# [Your goal]
Transcribe each line of the records below exactly, excluding any embedded images.

# [Given entries]
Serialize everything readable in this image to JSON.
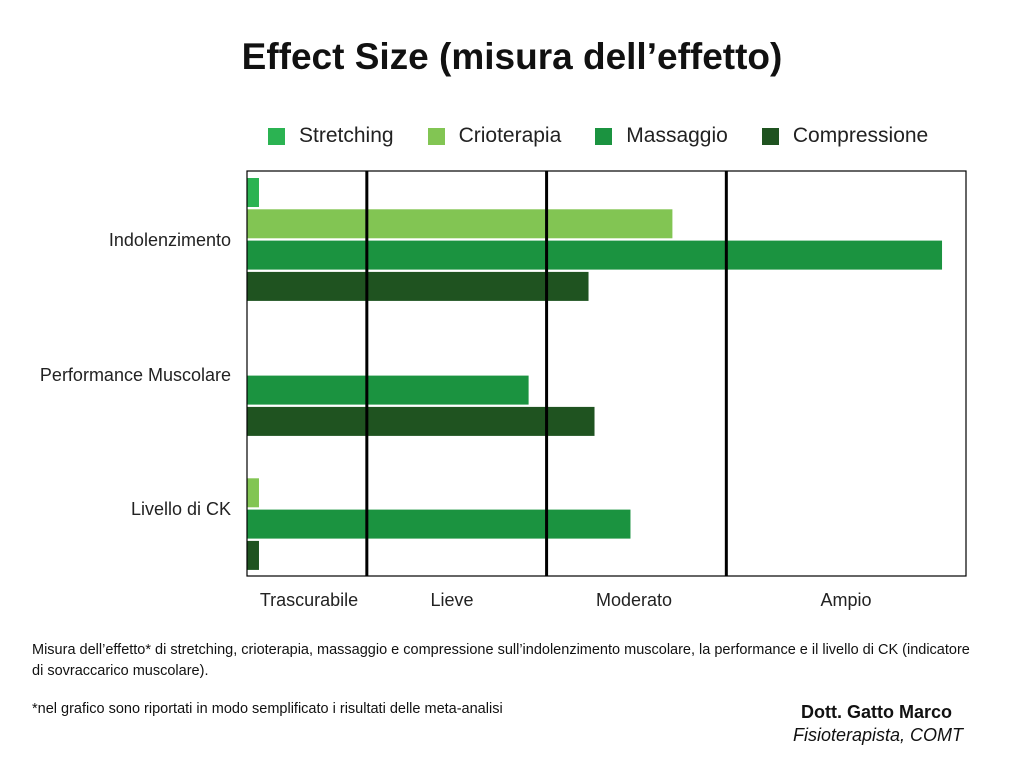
{
  "chart_data": {
    "type": "bar",
    "orientation": "horizontal",
    "title": "Effect Size (misura dell’effetto)",
    "categories": [
      "Indolenzimento",
      "Performance Muscolare",
      "Livello di CK"
    ],
    "series": [
      {
        "name": "Stretching",
        "color": "#2bb352",
        "values": [
          0.02,
          null,
          null
        ]
      },
      {
        "name": "Crioterapia",
        "color": "#82c553",
        "values": [
          0.71,
          null,
          0.02
        ]
      },
      {
        "name": "Massaggio",
        "color": "#1b9340",
        "values": [
          1.16,
          0.47,
          0.64
        ]
      },
      {
        "name": "Compressione",
        "color": "#1f5320",
        "values": [
          0.57,
          0.58,
          0.02
        ]
      }
    ],
    "xlim": [
      0,
      1.2
    ],
    "thresholds": [
      0.2,
      0.5,
      0.8
    ],
    "regions": [
      {
        "label": "Trascurabile",
        "range": [
          0,
          0.2
        ]
      },
      {
        "label": "Lieve",
        "range": [
          0.2,
          0.5
        ]
      },
      {
        "label": "Moderato",
        "range": [
          0.5,
          0.8
        ]
      },
      {
        "label": "Ampio",
        "range": [
          0.8,
          1.2
        ]
      }
    ],
    "legend": "top",
    "grid": false
  },
  "caption": "Misura dell’effetto* di stretching, crioterapia, massaggio e compressione sull’indolenzimento muscolare, la performance e il livello di CK (indicatore di sovraccarico muscolare).",
  "note": "*nel grafico sono riportati in modo semplificato i risultati delle meta-analisi",
  "author": {
    "name": "Dott. Gatto Marco",
    "role": "Fisioterapista, COMT"
  }
}
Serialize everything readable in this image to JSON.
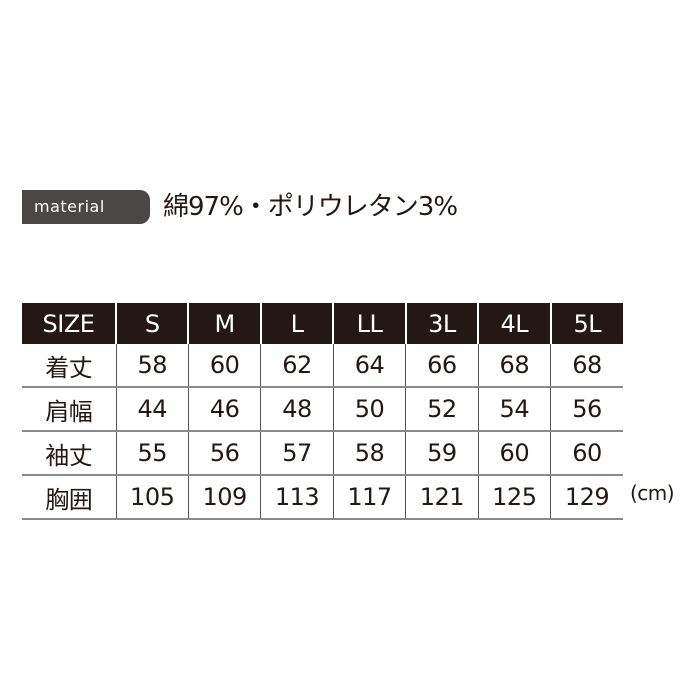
{
  "material": {
    "badge": "material",
    "value": "綿97%・ポリウレタン3%"
  },
  "table": {
    "header": [
      "SIZE",
      "S",
      "M",
      "L",
      "LL",
      "3L",
      "4L",
      "5L"
    ],
    "rows": [
      {
        "label": "着丈",
        "values": [
          "58",
          "60",
          "62",
          "64",
          "66",
          "68",
          "68"
        ]
      },
      {
        "label": "肩幅",
        "values": [
          "44",
          "46",
          "48",
          "50",
          "52",
          "54",
          "56"
        ]
      },
      {
        "label": "袖丈",
        "values": [
          "55",
          "56",
          "57",
          "58",
          "59",
          "60",
          "60"
        ]
      },
      {
        "label": "胸囲",
        "values": [
          "105",
          "109",
          "113",
          "117",
          "121",
          "125",
          "129"
        ]
      }
    ]
  },
  "unit": "(cm)",
  "colors": {
    "header_bg": "#231815",
    "badge_bg": "#4a4746"
  }
}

# [Written reply]
Serialize everything readable in this image to JSON.
{
  "chart_data": {
    "type": "bar",
    "orientation": "horizontal",
    "title": "Effect Size (misura dell’effetto)",
    "categories": [
      "Indolenzimento",
      "Performance Muscolare",
      "Livello di CK"
    ],
    "series": [
      {
        "name": "Stretching",
        "color": "#2bb352",
        "values": [
          0.02,
          null,
          null
        ]
      },
      {
        "name": "Crioterapia",
        "color": "#82c553",
        "values": [
          0.71,
          null,
          0.02
        ]
      },
      {
        "name": "Massaggio",
        "color": "#1b9340",
        "values": [
          1.16,
          0.47,
          0.64
        ]
      },
      {
        "name": "Compressione",
        "color": "#1f5320",
        "values": [
          0.57,
          0.58,
          0.02
        ]
      }
    ],
    "xlim": [
      0,
      1.2
    ],
    "thresholds": [
      0.2,
      0.5,
      0.8
    ],
    "regions": [
      {
        "label": "Trascurabile",
        "range": [
          0,
          0.2
        ]
      },
      {
        "label": "Lieve",
        "range": [
          0.2,
          0.5
        ]
      },
      {
        "label": "Moderato",
        "range": [
          0.5,
          0.8
        ]
      },
      {
        "label": "Ampio",
        "range": [
          0.8,
          1.2
        ]
      }
    ],
    "legend": "top",
    "grid": false
  },
  "caption": "Misura dell’effetto* di stretching, crioterapia, massaggio e compressione sull’indolenzimento muscolare, la performance e il livello di CK (indicatore di sovraccarico muscolare).",
  "note": "*nel grafico sono riportati in modo semplificato i risultati delle meta-analisi",
  "author": {
    "name": "Dott. Gatto Marco",
    "role": "Fisioterapista, COMT"
  }
}
Serialize everything readable in this image to JSON.
{
  "material": {
    "badge": "material",
    "value": "綿97%・ポリウレタン3%"
  },
  "table": {
    "header": [
      "SIZE",
      "S",
      "M",
      "L",
      "LL",
      "3L",
      "4L",
      "5L"
    ],
    "rows": [
      {
        "label": "着丈",
        "values": [
          "58",
          "60",
          "62",
          "64",
          "66",
          "68",
          "68"
        ]
      },
      {
        "label": "肩幅",
        "values": [
          "44",
          "46",
          "48",
          "50",
          "52",
          "54",
          "56"
        ]
      },
      {
        "label": "袖丈",
        "values": [
          "55",
          "56",
          "57",
          "58",
          "59",
          "60",
          "60"
        ]
      },
      {
        "label": "胸囲",
        "values": [
          "105",
          "109",
          "113",
          "117",
          "121",
          "125",
          "129"
        ]
      }
    ]
  },
  "unit": "(cm)",
  "colors": {
    "header_bg": "#231815",
    "badge_bg": "#4a4746"
  }
}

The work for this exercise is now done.